### What you have to do
Restate the material word for word and leave out anything that is a picture.

-- BEGIN Supplied material --

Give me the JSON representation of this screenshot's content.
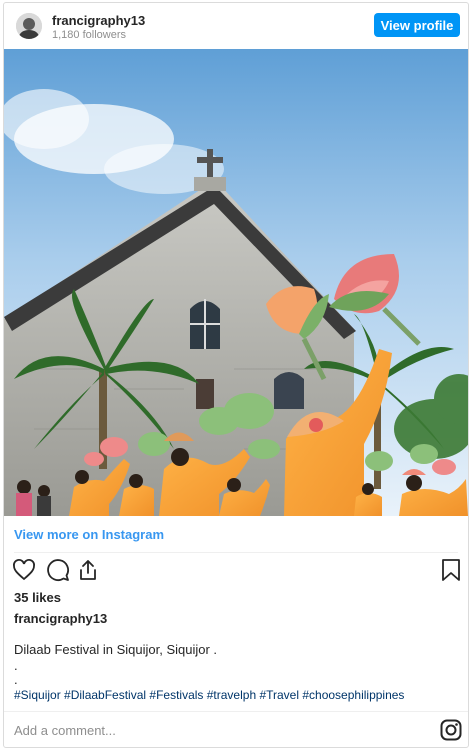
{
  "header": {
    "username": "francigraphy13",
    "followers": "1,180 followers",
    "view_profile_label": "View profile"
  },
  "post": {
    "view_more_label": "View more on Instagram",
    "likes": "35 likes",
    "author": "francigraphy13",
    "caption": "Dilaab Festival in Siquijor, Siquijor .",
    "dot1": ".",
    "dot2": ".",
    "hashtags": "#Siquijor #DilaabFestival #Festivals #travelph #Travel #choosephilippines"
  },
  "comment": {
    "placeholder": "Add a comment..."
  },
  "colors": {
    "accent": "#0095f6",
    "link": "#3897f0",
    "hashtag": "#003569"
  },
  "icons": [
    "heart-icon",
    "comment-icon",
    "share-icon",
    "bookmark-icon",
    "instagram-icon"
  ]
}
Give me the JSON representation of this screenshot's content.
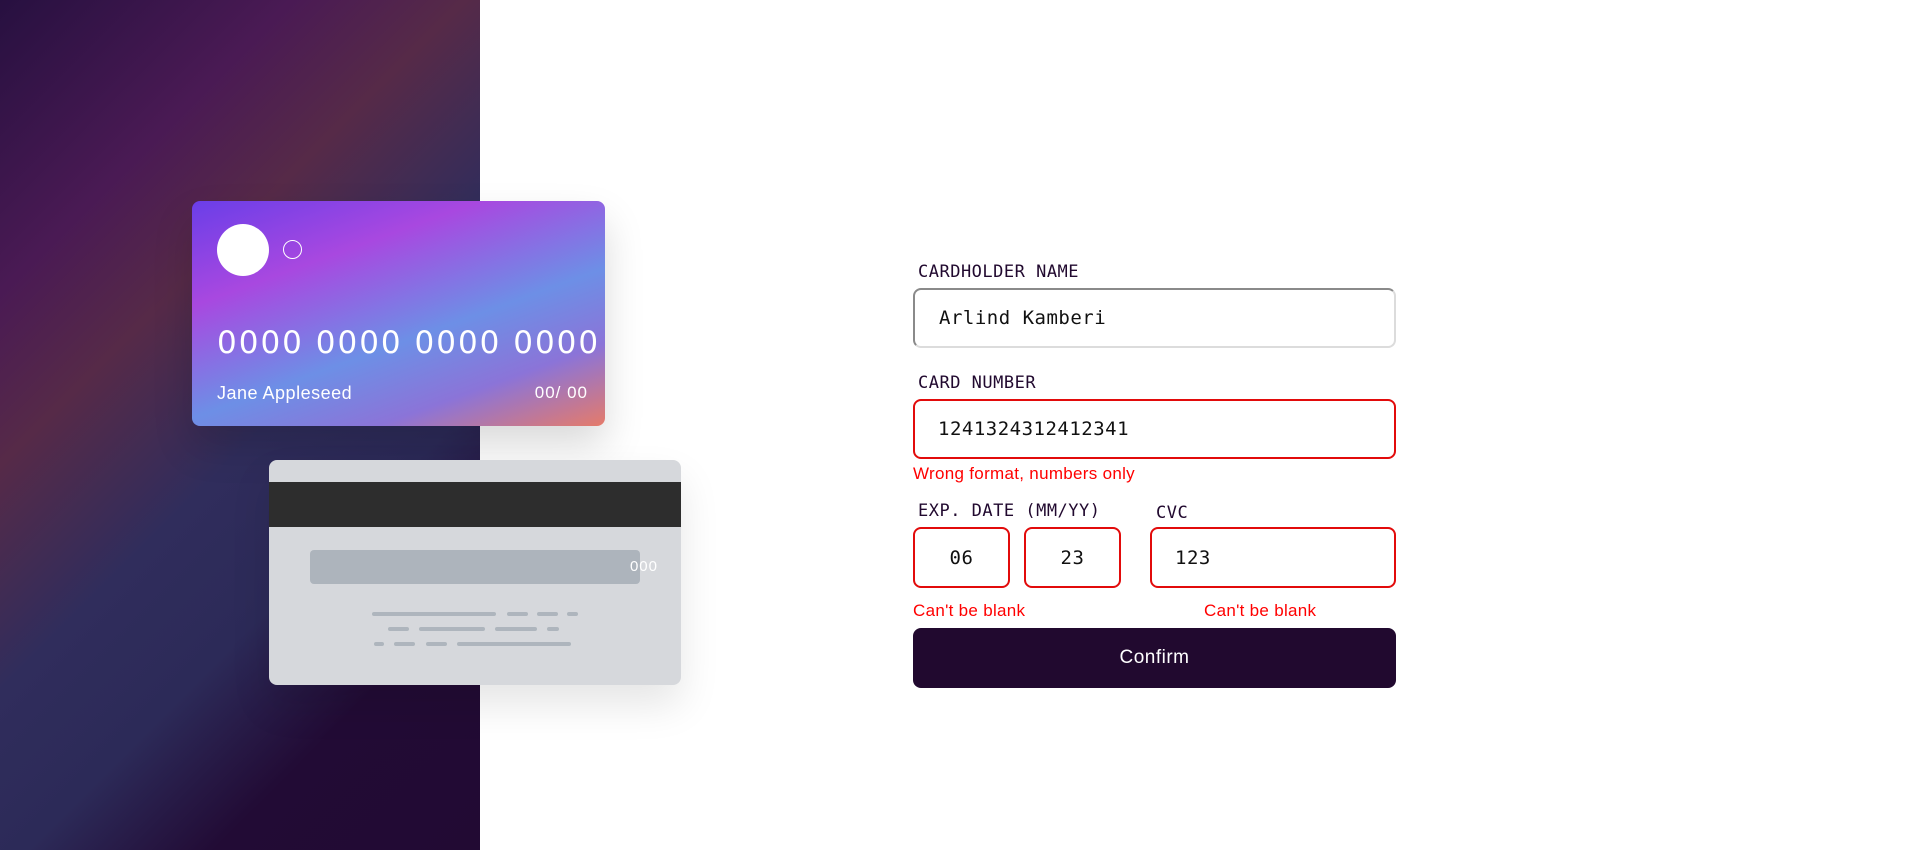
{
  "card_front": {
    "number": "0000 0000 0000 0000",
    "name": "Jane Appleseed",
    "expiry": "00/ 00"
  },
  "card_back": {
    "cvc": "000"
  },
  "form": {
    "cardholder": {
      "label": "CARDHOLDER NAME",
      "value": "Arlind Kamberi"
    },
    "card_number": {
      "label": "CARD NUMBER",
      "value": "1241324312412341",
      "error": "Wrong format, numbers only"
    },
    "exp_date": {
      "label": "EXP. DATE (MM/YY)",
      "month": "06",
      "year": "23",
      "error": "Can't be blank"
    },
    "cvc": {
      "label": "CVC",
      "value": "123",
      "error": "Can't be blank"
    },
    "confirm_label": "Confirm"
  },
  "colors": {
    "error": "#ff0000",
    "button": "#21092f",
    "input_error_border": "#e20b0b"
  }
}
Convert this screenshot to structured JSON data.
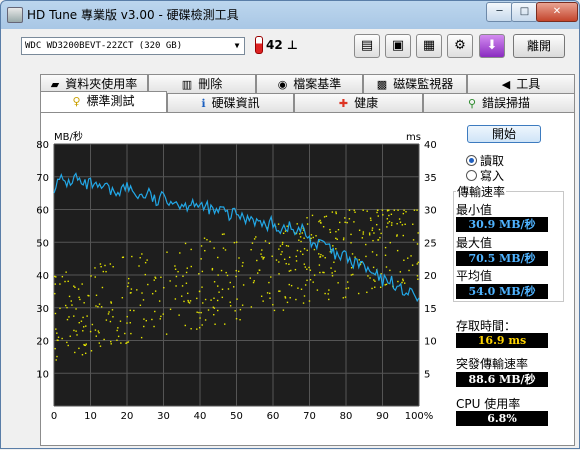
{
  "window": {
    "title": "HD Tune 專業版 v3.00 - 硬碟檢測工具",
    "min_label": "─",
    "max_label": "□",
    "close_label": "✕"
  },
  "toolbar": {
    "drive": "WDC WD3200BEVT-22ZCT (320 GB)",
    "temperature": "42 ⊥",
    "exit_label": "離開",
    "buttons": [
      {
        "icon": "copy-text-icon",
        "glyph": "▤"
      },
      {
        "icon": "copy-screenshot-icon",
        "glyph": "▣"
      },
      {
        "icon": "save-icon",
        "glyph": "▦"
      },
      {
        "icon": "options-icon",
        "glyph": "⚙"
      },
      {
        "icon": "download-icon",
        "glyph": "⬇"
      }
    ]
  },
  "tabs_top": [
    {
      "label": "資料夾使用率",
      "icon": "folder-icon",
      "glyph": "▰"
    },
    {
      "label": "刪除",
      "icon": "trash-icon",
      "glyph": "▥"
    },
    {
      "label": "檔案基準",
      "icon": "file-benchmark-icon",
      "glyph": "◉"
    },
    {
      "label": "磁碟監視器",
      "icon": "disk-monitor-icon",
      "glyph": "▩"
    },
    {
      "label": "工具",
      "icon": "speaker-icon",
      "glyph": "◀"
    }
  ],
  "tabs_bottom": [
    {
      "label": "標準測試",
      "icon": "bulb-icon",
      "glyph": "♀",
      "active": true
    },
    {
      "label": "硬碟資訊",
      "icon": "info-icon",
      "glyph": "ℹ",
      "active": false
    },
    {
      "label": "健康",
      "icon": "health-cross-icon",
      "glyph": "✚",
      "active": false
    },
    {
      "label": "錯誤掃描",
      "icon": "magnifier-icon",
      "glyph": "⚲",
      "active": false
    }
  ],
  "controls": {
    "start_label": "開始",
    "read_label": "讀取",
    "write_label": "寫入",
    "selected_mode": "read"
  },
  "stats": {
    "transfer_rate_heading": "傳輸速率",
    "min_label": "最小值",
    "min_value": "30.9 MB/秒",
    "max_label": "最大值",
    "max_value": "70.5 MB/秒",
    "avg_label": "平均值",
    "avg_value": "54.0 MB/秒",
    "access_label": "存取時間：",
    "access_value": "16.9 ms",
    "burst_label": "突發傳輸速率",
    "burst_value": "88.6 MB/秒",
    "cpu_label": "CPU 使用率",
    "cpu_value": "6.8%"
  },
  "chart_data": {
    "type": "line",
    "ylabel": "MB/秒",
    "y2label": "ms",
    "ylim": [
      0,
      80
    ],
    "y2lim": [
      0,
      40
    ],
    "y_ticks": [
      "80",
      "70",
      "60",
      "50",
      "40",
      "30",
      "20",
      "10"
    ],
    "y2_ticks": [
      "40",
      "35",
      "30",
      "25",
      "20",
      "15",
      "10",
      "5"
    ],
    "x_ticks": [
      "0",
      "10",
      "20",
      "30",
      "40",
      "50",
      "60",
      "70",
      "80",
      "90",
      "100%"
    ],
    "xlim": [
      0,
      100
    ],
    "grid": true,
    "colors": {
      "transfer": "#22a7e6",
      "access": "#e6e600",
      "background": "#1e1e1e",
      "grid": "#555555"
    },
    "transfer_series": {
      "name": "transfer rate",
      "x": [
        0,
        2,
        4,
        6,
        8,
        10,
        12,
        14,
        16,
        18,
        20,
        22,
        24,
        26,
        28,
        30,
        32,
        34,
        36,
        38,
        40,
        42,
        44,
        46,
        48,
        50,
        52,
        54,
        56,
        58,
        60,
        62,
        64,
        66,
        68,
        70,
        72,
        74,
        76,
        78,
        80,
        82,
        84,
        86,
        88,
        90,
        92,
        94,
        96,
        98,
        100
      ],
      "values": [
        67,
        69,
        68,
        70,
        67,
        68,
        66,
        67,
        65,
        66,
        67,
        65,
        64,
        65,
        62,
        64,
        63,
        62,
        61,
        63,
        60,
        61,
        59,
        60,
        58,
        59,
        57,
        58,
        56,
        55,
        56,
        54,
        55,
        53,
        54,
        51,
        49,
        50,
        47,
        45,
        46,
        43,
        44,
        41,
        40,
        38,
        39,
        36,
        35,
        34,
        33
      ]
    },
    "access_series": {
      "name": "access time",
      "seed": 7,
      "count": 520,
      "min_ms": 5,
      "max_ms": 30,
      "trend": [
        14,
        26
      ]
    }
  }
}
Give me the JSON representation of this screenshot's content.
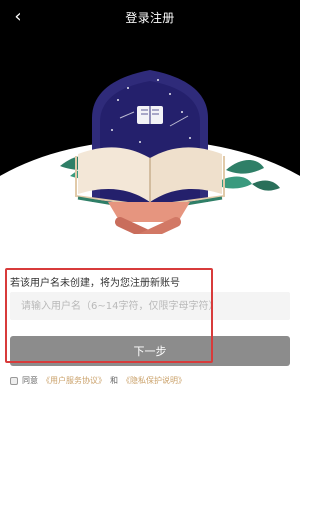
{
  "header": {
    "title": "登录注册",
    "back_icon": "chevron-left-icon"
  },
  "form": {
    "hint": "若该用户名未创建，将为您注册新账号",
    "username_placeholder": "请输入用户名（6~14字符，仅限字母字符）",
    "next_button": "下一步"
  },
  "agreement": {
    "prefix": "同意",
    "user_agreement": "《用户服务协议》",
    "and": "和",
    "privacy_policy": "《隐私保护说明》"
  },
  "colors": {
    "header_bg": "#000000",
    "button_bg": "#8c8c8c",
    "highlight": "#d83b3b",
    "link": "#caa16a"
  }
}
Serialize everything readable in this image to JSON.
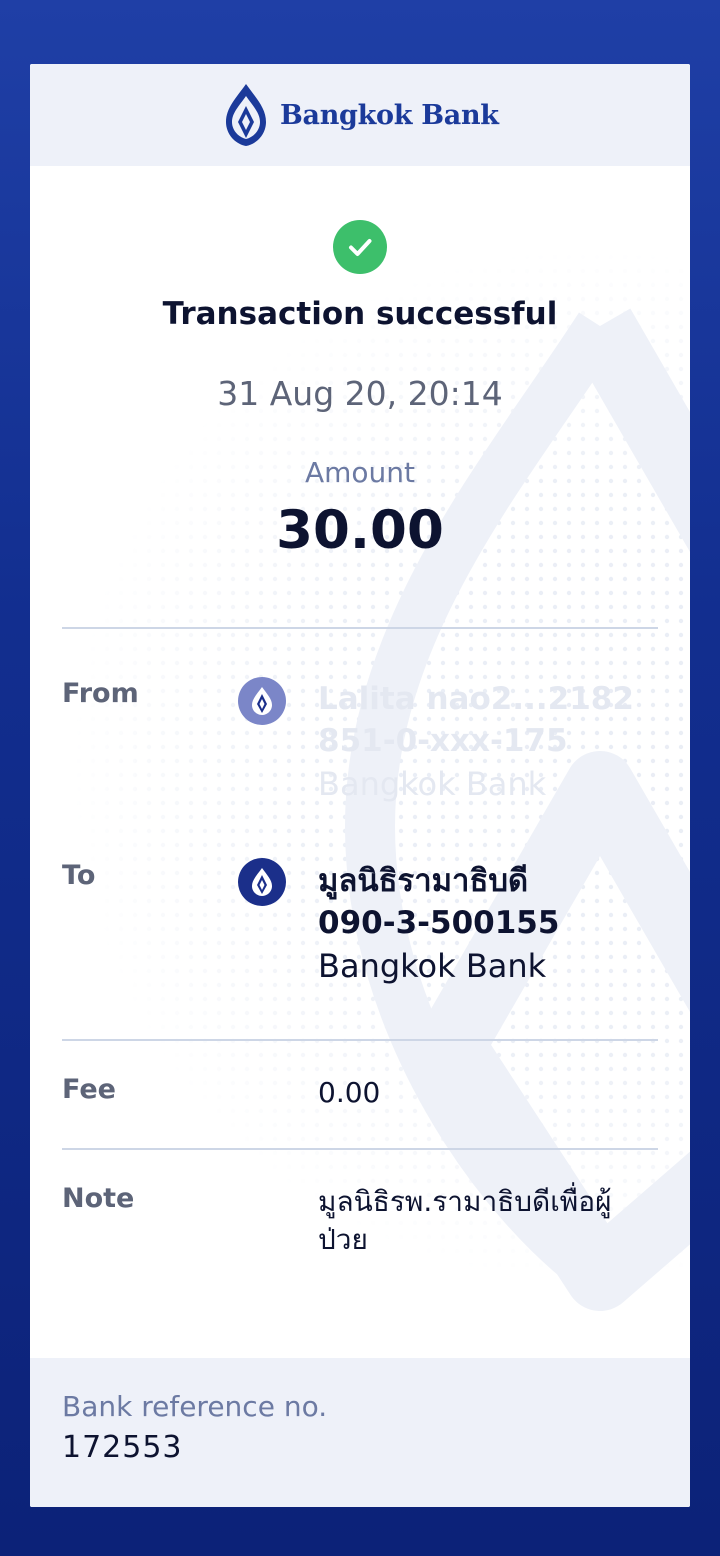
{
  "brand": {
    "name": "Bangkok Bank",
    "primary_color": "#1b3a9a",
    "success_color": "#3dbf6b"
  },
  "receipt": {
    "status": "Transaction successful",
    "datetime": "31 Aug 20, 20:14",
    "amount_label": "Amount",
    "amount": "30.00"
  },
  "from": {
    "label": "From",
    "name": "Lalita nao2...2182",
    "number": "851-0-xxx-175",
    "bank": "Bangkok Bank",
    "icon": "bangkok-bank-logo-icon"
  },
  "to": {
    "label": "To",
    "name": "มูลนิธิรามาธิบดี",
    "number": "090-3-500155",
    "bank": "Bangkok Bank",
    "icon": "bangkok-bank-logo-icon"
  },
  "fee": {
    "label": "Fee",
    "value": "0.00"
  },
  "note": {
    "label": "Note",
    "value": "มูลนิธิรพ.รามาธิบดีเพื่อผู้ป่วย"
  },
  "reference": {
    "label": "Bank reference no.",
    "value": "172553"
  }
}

-- END Supplied material --

### Exercise result
Give me the JSON representation of this screenshot's content.
{
  "header": {
    "username": "francigraphy13",
    "followers": "1,180 followers",
    "view_profile_label": "View profile"
  },
  "post": {
    "view_more_label": "View more on Instagram",
    "likes": "35 likes",
    "author": "francigraphy13",
    "caption": "Dilaab Festival in Siquijor, Siquijor .",
    "dot1": ".",
    "dot2": ".",
    "hashtags": "#Siquijor #DilaabFestival #Festivals #travelph #Travel #choosephilippines"
  },
  "comment": {
    "placeholder": "Add a comment..."
  },
  "colors": {
    "accent": "#0095f6",
    "link": "#3897f0",
    "hashtag": "#003569"
  },
  "icons": [
    "heart-icon",
    "comment-icon",
    "share-icon",
    "bookmark-icon",
    "instagram-icon"
  ]
}
Give me the JSON representation of this screenshot's content.
{
  "card_front": {
    "number": "0000 0000 0000 0000",
    "name": "Jane Appleseed",
    "expiry": "00/ 00"
  },
  "card_back": {
    "cvc": "000"
  },
  "form": {
    "cardholder": {
      "label": "CARDHOLDER NAME",
      "value": "Arlind Kamberi"
    },
    "card_number": {
      "label": "CARD NUMBER",
      "value": "1241324312412341",
      "error": "Wrong format, numbers only"
    },
    "exp_date": {
      "label": "EXP. DATE (MM/YY)",
      "month": "06",
      "year": "23",
      "error": "Can't be blank"
    },
    "cvc": {
      "label": "CVC",
      "value": "123",
      "error": "Can't be blank"
    },
    "confirm_label": "Confirm"
  },
  "colors": {
    "error": "#ff0000",
    "button": "#21092f",
    "input_error_border": "#e20b0b"
  }
}
Convert this screenshot to structured JSON data.
{
  "window": {
    "title": "HD Tune 專業版 v3.00 - 硬碟檢測工具",
    "min_label": "─",
    "max_label": "□",
    "close_label": "✕"
  },
  "toolbar": {
    "drive": "WDC WD3200BEVT-22ZCT (320 GB)",
    "temperature": "42 ⊥",
    "exit_label": "離開",
    "buttons": [
      {
        "icon": "copy-text-icon",
        "glyph": "▤"
      },
      {
        "icon": "copy-screenshot-icon",
        "glyph": "▣"
      },
      {
        "icon": "save-icon",
        "glyph": "▦"
      },
      {
        "icon": "options-icon",
        "glyph": "⚙"
      },
      {
        "icon": "download-icon",
        "glyph": "⬇"
      }
    ]
  },
  "tabs_top": [
    {
      "label": "資料夾使用率",
      "icon": "folder-icon",
      "glyph": "▰"
    },
    {
      "label": "刪除",
      "icon": "trash-icon",
      "glyph": "▥"
    },
    {
      "label": "檔案基準",
      "icon": "file-benchmark-icon",
      "glyph": "◉"
    },
    {
      "label": "磁碟監視器",
      "icon": "disk-monitor-icon",
      "glyph": "▩"
    },
    {
      "label": "工具",
      "icon": "speaker-icon",
      "glyph": "◀"
    }
  ],
  "tabs_bottom": [
    {
      "label": "標準測試",
      "icon": "bulb-icon",
      "glyph": "♀",
      "active": true
    },
    {
      "label": "硬碟資訊",
      "icon": "info-icon",
      "glyph": "ℹ",
      "active": false
    },
    {
      "label": "健康",
      "icon": "health-cross-icon",
      "glyph": "✚",
      "active": false
    },
    {
      "label": "錯誤掃描",
      "icon": "magnifier-icon",
      "glyph": "⚲",
      "active": false
    }
  ],
  "controls": {
    "start_label": "開始",
    "read_label": "讀取",
    "write_label": "寫入",
    "selected_mode": "read"
  },
  "stats": {
    "transfer_rate_heading": "傳輸速率",
    "min_label": "最小值",
    "min_value": "30.9 MB/秒",
    "max_label": "最大值",
    "max_value": "70.5 MB/秒",
    "avg_label": "平均值",
    "avg_value": "54.0 MB/秒",
    "access_label": "存取時間：",
    "access_value": "16.9 ms",
    "burst_label": "突發傳輸速率",
    "burst_value": "88.6 MB/秒",
    "cpu_label": "CPU 使用率",
    "cpu_value": "6.8%"
  },
  "chart_data": {
    "type": "line",
    "ylabel": "MB/秒",
    "y2label": "ms",
    "ylim": [
      0,
      80
    ],
    "y2lim": [
      0,
      40
    ],
    "y_ticks": [
      "80",
      "70",
      "60",
      "50",
      "40",
      "30",
      "20",
      "10"
    ],
    "y2_ticks": [
      "40",
      "35",
      "30",
      "25",
      "20",
      "15",
      "10",
      "5"
    ],
    "x_ticks": [
      "0",
      "10",
      "20",
      "30",
      "40",
      "50",
      "60",
      "70",
      "80",
      "90",
      "100%"
    ],
    "xlim": [
      0,
      100
    ],
    "grid": true,
    "colors": {
      "transfer": "#22a7e6",
      "access": "#e6e600",
      "background": "#1e1e1e",
      "grid": "#555555"
    },
    "transfer_series": {
      "name": "transfer rate",
      "x": [
        0,
        2,
        4,
        6,
        8,
        10,
        12,
        14,
        16,
        18,
        20,
        22,
        24,
        26,
        28,
        30,
        32,
        34,
        36,
        38,
        40,
        42,
        44,
        46,
        48,
        50,
        52,
        54,
        56,
        58,
        60,
        62,
        64,
        66,
        68,
        70,
        72,
        74,
        76,
        78,
        80,
        82,
        84,
        86,
        88,
        90,
        92,
        94,
        96,
        98,
        100
      ],
      "values": [
        67,
        69,
        68,
        70,
        67,
        68,
        66,
        67,
        65,
        66,
        67,
        65,
        64,
        65,
        62,
        64,
        63,
        62,
        61,
        63,
        60,
        61,
        59,
        60,
        58,
        59,
        57,
        58,
        56,
        55,
        56,
        54,
        55,
        53,
        54,
        51,
        49,
        50,
        47,
        45,
        46,
        43,
        44,
        41,
        40,
        38,
        39,
        36,
        35,
        34,
        33
      ]
    },
    "access_series": {
      "name": "access time",
      "seed": 7,
      "count": 520,
      "min_ms": 5,
      "max_ms": 30,
      "trend": [
        14,
        26
      ]
    }
  }
}
Give me the JSON representation of this screenshot's content.
{
  "header": {
    "title": "登录注册",
    "back_icon": "chevron-left-icon"
  },
  "form": {
    "hint": "若该用户名未创建，将为您注册新账号",
    "username_placeholder": "请输入用户名（6~14字符，仅限字母字符）",
    "next_button": "下一步"
  },
  "agreement": {
    "prefix": "同意",
    "user_agreement": "《用户服务协议》",
    "and": "和",
    "privacy_policy": "《隐私保护说明》"
  },
  "colors": {
    "header_bg": "#000000",
    "button_bg": "#8c8c8c",
    "highlight": "#d83b3b",
    "link": "#caa16a"
  }
}
Serialize everything readable in this image to JSON.
{
  "brand": {
    "name": "Bangkok Bank",
    "primary_color": "#1b3a9a",
    "success_color": "#3dbf6b"
  },
  "receipt": {
    "status": "Transaction successful",
    "datetime": "31 Aug 20, 20:14",
    "amount_label": "Amount",
    "amount": "30.00"
  },
  "from": {
    "label": "From",
    "name": "Lalita nao2...2182",
    "number": "851-0-xxx-175",
    "bank": "Bangkok Bank",
    "icon": "bangkok-bank-logo-icon"
  },
  "to": {
    "label": "To",
    "name": "มูลนิธิรามาธิบดี",
    "number": "090-3-500155",
    "bank": "Bangkok Bank",
    "icon": "bangkok-bank-logo-icon"
  },
  "fee": {
    "label": "Fee",
    "value": "0.00"
  },
  "note": {
    "label": "Note",
    "value": "มูลนิธิรพ.รามาธิบดีเพื่อผู้ป่วย"
  },
  "reference": {
    "label": "Bank reference no.",
    "value": "172553"
  }
}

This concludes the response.